WHAT THE TASK REQUIRES -> Gather every line holding the string "Serving".

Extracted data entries
——————————

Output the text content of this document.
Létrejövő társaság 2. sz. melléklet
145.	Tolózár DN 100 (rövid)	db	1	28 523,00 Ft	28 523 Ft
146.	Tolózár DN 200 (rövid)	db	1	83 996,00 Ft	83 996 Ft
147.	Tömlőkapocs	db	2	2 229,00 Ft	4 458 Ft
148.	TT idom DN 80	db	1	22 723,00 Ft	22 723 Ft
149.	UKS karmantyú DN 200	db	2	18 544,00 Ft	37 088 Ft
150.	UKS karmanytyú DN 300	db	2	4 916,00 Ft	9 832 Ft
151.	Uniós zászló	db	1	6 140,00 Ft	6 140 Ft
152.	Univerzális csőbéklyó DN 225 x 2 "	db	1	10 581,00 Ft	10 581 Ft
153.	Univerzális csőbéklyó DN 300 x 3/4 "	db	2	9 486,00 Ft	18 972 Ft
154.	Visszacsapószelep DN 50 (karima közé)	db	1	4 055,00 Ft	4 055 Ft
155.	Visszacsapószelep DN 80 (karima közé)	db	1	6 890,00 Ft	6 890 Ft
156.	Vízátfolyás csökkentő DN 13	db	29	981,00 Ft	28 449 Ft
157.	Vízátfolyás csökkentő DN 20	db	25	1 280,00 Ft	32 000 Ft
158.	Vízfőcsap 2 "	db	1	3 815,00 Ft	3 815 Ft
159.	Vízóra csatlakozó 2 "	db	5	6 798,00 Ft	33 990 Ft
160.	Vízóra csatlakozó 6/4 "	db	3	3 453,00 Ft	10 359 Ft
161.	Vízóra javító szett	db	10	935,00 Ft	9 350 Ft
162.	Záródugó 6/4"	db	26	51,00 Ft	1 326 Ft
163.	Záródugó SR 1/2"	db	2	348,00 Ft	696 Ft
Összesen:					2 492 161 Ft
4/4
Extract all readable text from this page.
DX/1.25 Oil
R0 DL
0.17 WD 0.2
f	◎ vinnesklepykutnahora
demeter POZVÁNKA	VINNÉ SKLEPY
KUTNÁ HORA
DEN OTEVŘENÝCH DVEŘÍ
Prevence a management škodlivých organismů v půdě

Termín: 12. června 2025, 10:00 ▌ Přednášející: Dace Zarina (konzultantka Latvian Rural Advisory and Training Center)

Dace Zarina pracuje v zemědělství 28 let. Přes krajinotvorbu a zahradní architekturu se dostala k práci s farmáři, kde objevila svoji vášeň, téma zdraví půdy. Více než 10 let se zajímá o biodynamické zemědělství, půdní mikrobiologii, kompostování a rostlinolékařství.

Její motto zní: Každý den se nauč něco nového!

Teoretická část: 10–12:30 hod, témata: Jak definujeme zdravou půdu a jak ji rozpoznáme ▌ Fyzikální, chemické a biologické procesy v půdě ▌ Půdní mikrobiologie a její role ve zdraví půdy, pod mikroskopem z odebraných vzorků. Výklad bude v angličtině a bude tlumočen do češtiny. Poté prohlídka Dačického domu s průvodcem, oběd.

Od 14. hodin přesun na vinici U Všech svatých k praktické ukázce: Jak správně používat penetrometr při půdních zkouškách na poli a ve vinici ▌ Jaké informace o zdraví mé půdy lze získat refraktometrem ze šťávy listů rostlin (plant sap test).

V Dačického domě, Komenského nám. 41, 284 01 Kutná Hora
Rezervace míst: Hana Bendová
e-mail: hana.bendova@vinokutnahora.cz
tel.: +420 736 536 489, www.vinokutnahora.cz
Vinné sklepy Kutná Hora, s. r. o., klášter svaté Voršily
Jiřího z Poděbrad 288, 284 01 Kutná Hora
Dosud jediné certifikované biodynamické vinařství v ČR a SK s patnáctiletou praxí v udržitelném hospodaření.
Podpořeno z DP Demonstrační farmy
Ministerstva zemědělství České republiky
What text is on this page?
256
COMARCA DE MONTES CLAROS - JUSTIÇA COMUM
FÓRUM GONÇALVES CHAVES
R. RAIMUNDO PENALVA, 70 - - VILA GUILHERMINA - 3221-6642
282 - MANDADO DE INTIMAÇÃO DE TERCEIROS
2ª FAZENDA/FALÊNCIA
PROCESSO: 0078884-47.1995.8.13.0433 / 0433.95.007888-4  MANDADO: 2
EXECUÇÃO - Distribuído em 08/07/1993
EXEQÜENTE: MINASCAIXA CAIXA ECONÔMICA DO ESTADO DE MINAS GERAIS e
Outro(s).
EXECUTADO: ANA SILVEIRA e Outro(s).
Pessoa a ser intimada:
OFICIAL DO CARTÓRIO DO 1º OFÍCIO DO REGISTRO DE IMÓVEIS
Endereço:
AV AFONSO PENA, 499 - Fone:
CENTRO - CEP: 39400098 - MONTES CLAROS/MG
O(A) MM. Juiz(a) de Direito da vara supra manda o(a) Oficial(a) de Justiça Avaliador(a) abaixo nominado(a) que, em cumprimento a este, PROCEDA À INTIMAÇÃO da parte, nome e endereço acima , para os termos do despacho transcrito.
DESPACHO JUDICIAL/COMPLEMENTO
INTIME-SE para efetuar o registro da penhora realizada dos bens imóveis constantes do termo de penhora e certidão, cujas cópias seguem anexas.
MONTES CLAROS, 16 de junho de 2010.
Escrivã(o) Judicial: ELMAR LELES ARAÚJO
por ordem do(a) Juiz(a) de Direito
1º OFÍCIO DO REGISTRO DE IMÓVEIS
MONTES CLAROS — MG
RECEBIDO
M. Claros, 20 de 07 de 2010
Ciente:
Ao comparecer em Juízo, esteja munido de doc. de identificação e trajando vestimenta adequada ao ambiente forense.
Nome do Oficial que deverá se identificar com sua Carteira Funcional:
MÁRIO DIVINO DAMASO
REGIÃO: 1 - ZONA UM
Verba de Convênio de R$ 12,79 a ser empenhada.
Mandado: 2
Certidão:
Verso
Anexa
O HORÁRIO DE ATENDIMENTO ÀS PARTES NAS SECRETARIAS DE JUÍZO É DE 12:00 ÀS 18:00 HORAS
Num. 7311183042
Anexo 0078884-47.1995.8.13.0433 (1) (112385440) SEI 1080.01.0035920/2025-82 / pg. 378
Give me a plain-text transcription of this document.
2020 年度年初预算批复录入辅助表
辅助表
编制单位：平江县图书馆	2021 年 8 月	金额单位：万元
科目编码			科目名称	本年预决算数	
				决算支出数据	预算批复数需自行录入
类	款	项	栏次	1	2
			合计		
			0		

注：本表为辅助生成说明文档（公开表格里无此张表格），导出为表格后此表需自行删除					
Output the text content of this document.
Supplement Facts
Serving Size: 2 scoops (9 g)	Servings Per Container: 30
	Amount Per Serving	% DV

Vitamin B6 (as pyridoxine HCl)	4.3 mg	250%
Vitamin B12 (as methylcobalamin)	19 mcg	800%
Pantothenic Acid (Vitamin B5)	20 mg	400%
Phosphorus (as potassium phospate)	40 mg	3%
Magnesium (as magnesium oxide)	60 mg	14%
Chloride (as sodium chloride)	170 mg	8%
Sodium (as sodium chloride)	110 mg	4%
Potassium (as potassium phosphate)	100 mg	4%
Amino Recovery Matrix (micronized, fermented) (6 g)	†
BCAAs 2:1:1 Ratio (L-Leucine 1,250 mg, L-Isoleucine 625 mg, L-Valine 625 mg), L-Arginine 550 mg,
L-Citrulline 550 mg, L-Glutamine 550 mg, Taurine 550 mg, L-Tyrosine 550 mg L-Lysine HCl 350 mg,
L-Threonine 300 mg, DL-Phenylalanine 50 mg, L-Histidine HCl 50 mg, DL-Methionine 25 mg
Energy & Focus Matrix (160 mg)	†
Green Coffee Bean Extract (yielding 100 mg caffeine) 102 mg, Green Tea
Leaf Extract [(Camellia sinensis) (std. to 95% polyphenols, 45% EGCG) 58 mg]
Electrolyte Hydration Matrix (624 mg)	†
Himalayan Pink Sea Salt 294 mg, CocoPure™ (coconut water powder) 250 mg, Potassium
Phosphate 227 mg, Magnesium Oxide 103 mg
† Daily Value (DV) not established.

——————————

SOLVED PROBLEM ->
Serving Size: 2 scoops (9 g)	Servings Per Container: 30
	Amount Per Serving	% DV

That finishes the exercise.